◆ YOUR OBJECTIVE
Transcribe all the entries word for word, skipping the pictures.

◆ ENTRIES PROVIDED
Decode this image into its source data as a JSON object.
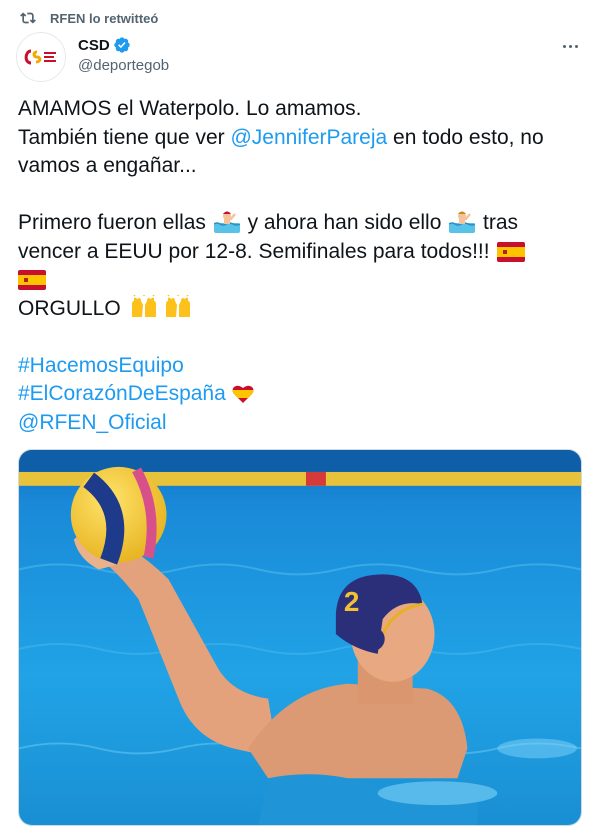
{
  "social_context": {
    "text": "RFEN lo retwitteó",
    "icon": "retweet-icon"
  },
  "author": {
    "name": "CSD",
    "handle": "@deportegob",
    "verified": true,
    "avatar_icon": "csd-logo"
  },
  "tweet": {
    "line1": "AMAMOS el Waterpolo. Lo amamos.",
    "line2_pre": "También tiene que ver ",
    "mention_jennifer": "@JenniferPareja",
    "line2_post": " en todo esto, no",
    "line3": "vamos a engañar...",
    "line4_a": "Primero fueron ellas ",
    "line4_b": " y ahora han sido ello ",
    "line4_c": " tras",
    "line5": "vencer a EEUU por 12-8. Semifinales para todos!!! ",
    "line7": "ORGULLO ",
    "hashtag1": "#HacemosEquipo",
    "hashtag2": "#ElCorazónDeEspaña",
    "mention_rfen": "@RFEN_Oficial"
  },
  "media": {
    "cap_number": "2"
  },
  "colors": {
    "link": "#1d9bf0",
    "secondary": "#536471",
    "pool": "#1e9be0"
  }
}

◆ THE REPLY
Decode this image into its source data as a JSON object.
{
  "social_context": {
    "text": "RFEN lo retwitteó",
    "icon": "retweet-icon"
  },
  "author": {
    "name": "CSD",
    "handle": "@deportegob",
    "verified": true,
    "avatar_icon": "csd-logo"
  },
  "tweet": {
    "line1": "AMAMOS el Waterpolo. Lo amamos.",
    "line2_pre": "También tiene que ver ",
    "mention_jennifer": "@JenniferPareja",
    "line2_post": " en todo esto, no",
    "line3": "vamos a engañar...",
    "line4_a": "Primero fueron ellas ",
    "line4_b": " y ahora han sido ello ",
    "line4_c": " tras",
    "line5": "vencer a EEUU por 12-8. Semifinales para todos!!! ",
    "line7": "ORGULLO ",
    "hashtag1": "#HacemosEquipo",
    "hashtag2": "#ElCorazónDeEspaña",
    "mention_rfen": "@RFEN_Oficial"
  },
  "media": {
    "cap_number": "2"
  },
  "colors": {
    "link": "#1d9bf0",
    "secondary": "#536471",
    "pool": "#1e9be0"
  }
}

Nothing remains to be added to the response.